| What the task requires |
Find every line with "JSON" in it, then report how many there are and nothing more.

════════

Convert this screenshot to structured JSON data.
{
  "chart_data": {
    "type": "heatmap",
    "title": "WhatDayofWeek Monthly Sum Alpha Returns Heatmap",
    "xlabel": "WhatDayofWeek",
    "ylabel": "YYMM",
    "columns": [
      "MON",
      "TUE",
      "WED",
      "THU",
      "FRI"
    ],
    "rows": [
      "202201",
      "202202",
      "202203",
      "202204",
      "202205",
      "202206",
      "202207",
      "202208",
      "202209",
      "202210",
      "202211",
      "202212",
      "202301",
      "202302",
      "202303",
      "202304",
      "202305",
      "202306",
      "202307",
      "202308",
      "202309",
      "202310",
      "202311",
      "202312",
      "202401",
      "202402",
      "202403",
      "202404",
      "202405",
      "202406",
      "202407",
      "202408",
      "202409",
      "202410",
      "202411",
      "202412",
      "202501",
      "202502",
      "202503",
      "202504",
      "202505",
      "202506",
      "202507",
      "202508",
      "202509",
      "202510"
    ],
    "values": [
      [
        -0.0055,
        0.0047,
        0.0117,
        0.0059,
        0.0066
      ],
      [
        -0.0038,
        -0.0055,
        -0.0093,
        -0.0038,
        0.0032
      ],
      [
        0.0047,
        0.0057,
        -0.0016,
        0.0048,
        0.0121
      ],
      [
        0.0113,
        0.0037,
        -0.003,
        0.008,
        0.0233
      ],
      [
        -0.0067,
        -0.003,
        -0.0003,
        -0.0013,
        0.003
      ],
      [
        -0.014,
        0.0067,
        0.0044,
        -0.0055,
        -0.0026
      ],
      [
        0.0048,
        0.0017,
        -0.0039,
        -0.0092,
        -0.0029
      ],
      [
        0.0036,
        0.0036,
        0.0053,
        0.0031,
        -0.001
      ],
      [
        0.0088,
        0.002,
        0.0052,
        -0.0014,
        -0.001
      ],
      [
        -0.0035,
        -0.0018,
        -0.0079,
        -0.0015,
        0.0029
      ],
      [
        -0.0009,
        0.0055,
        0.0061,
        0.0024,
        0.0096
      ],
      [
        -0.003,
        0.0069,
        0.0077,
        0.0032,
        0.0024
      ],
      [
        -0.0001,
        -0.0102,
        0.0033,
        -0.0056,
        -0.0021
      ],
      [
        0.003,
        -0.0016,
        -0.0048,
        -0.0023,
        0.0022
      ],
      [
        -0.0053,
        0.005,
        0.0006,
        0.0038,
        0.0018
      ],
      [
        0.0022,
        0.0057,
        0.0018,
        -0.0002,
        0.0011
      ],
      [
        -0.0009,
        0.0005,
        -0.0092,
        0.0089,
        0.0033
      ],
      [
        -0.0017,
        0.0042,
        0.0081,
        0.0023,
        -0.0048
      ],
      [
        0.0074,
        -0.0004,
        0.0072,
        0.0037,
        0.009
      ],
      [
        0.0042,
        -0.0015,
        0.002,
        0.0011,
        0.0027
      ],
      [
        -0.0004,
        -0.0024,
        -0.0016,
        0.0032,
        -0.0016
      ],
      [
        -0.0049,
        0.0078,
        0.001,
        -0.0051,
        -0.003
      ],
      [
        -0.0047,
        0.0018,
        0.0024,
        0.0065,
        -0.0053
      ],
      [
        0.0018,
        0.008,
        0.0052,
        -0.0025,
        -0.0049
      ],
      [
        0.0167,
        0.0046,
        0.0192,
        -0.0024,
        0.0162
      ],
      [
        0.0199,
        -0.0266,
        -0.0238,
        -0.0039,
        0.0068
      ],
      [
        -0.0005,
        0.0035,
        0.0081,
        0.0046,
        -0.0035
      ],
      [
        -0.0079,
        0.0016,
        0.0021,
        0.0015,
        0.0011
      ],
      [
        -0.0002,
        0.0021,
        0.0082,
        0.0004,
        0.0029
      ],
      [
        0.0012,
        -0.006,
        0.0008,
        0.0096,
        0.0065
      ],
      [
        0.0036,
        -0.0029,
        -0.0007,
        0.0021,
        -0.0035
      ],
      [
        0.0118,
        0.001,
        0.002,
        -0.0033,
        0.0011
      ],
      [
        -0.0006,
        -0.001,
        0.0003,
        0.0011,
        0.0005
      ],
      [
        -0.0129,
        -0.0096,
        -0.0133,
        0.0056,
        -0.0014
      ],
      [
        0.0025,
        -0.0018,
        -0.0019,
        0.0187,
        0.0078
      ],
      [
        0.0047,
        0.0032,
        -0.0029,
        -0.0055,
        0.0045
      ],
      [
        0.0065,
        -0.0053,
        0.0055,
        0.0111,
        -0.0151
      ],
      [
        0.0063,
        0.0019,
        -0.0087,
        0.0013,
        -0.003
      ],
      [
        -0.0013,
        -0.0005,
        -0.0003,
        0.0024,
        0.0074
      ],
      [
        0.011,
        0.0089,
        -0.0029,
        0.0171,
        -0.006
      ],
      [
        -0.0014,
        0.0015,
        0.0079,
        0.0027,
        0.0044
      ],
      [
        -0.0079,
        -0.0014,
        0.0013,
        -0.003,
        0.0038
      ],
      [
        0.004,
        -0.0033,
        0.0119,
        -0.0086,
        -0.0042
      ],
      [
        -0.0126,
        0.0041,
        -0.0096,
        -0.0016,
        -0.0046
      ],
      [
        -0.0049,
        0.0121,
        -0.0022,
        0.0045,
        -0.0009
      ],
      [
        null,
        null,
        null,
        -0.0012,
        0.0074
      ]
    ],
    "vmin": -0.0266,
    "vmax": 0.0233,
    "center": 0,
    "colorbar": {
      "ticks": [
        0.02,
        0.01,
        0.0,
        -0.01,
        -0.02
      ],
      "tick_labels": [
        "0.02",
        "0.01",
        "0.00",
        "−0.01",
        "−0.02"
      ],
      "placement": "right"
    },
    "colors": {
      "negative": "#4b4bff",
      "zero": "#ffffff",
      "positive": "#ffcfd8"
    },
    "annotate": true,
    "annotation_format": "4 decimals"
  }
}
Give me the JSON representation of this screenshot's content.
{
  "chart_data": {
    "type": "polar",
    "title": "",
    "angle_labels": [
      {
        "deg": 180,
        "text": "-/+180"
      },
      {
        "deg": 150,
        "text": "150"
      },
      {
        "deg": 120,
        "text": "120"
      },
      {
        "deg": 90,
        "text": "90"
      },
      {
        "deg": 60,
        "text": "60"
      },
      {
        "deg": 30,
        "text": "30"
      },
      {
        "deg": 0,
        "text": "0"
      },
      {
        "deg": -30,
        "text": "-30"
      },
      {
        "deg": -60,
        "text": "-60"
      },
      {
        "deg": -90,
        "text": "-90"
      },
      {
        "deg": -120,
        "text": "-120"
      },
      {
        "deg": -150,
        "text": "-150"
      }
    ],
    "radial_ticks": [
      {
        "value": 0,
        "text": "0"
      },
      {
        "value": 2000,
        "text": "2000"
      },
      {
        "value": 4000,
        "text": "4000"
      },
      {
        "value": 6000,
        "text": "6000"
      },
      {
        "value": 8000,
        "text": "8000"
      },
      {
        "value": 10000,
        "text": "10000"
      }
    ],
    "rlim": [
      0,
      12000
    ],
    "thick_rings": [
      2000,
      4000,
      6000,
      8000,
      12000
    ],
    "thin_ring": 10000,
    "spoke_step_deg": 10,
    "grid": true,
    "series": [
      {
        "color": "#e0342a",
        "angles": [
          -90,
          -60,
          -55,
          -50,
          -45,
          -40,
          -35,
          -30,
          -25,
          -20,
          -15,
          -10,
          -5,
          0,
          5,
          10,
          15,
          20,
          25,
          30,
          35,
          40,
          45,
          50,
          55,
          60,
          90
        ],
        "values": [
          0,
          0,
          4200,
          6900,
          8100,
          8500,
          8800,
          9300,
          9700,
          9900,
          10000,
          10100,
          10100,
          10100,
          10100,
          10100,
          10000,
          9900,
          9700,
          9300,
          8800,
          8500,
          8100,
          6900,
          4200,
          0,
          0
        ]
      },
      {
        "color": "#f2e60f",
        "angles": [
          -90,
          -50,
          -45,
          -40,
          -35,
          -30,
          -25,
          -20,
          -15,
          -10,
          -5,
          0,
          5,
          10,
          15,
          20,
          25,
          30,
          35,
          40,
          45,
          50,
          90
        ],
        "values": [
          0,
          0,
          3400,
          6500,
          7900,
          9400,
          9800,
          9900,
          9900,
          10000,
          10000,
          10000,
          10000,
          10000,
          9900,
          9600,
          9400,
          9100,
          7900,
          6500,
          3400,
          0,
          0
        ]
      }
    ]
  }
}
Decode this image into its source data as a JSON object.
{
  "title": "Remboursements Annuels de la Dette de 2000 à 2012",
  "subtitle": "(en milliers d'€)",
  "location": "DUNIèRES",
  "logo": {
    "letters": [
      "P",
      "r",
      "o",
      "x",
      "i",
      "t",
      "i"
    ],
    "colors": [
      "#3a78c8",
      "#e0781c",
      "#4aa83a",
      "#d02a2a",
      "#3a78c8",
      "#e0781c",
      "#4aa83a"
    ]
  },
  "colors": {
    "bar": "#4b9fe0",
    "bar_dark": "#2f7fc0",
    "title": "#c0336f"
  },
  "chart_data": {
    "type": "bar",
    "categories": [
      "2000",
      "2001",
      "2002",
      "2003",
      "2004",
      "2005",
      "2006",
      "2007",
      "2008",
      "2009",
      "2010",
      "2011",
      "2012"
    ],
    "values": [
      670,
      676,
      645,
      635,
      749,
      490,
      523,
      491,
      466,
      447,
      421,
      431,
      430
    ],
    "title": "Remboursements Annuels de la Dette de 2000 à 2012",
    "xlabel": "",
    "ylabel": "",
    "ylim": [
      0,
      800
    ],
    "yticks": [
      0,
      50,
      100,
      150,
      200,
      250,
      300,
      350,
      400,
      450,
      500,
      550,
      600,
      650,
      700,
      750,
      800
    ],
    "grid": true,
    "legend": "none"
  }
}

════════

| Response to the task |
3